BEGIN TASK INPUTS
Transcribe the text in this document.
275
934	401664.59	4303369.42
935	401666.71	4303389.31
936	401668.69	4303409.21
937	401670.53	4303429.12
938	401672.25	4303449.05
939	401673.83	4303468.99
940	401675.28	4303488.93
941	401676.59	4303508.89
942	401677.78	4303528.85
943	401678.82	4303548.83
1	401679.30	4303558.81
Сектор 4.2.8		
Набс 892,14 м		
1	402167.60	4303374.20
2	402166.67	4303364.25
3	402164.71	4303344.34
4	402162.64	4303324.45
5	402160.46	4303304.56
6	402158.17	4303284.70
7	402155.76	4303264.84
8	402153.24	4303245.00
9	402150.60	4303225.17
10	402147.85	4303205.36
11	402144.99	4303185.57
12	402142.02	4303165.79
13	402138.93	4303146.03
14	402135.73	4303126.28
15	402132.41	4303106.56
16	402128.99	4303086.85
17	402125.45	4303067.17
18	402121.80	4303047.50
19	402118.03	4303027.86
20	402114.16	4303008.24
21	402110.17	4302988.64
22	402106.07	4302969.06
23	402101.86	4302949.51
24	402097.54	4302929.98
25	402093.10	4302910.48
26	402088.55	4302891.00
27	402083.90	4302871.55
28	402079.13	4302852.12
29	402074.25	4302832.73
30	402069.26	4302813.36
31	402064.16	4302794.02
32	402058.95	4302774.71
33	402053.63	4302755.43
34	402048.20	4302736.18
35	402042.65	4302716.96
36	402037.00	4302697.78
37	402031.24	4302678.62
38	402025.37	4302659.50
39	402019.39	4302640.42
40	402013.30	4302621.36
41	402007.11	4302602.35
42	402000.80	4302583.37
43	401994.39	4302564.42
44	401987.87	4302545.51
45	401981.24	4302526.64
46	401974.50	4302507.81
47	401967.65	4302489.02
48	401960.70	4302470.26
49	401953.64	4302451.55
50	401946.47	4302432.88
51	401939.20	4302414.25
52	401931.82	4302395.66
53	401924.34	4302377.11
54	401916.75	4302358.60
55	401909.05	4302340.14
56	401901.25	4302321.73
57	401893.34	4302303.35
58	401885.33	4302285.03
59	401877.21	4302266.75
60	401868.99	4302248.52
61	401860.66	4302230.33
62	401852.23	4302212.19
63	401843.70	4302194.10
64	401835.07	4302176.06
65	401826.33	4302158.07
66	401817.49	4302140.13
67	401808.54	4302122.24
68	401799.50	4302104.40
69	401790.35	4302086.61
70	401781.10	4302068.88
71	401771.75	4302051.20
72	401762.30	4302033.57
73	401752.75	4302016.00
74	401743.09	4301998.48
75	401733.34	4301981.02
END TASK INPUTS
> THE PROBLEM
Reproduce the full listing word for word.

> EXERCISE RESPONSE
Transcribe the text in this document.
275
934	401664.59	4303369.42
935	401666.71	4303389.31
936	401668.69	4303409.21
937	401670.53	4303429.12
938	401672.25	4303449.05
939	401673.83	4303468.99
940	401675.28	4303488.93
941	401676.59	4303508.89
942	401677.78	4303528.85
943	401678.82	4303548.83
1	401679.30	4303558.81
Сектор 4.2.8		
Набс 892,14 м		
1	402167.60	4303374.20
2	402166.67	4303364.25
3	402164.71	4303344.34
4	402162.64	4303324.45
5	402160.46	4303304.56
6	402158.17	4303284.70
7	402155.76	4303264.84
8	402153.24	4303245.00
9	402150.60	4303225.17
10	402147.85	4303205.36
11	402144.99	4303185.57
12	402142.02	4303165.79
13	402138.93	4303146.03
14	402135.73	4303126.28
15	402132.41	4303106.56
16	402128.99	4303086.85
17	402125.45	4303067.17
18	402121.80	4303047.50
19	402118.03	4303027.86
20	402114.16	4303008.24
21	402110.17	4302988.64
22	402106.07	4302969.06
23	402101.86	4302949.51
24	402097.54	4302929.98
25	402093.10	4302910.48
26	402088.55	4302891.00
27	402083.90	4302871.55
28	402079.13	4302852.12
29	402074.25	4302832.73
30	402069.26	4302813.36
31	402064.16	4302794.02
32	402058.95	4302774.71
33	402053.63	4302755.43
34	402048.20	4302736.18
35	402042.65	4302716.96
36	402037.00	4302697.78
37	402031.24	4302678.62
38	402025.37	4302659.50
39	402019.39	4302640.42
40	402013.30	4302621.36
41	402007.11	4302602.35
42	402000.80	4302583.37
43	401994.39	4302564.42
44	401987.87	4302545.51
45	401981.24	4302526.64
46	401974.50	4302507.81
47	401967.65	4302489.02
48	401960.70	4302470.26
49	401953.64	4302451.55
50	401946.47	4302432.88
51	401939.20	4302414.25
52	401931.82	4302395.66
53	401924.34	4302377.11
54	401916.75	4302358.60
55	401909.05	4302340.14
56	401901.25	4302321.73
57	401893.34	4302303.35
58	401885.33	4302285.03
59	401877.21	4302266.75
60	401868.99	4302248.52
61	401860.66	4302230.33
62	401852.23	4302212.19
63	401843.70	4302194.10
64	401835.07	4302176.06
65	401826.33	4302158.07
66	401817.49	4302140.13
67	401808.54	4302122.24
68	401799.50	4302104.40
69	401790.35	4302086.61
70	401781.10	4302068.88
71	401771.75	4302051.20
72	401762.30	4302033.57
73	401752.75	4302016.00
74	401743.09	4301998.48
75	401733.34	4301981.02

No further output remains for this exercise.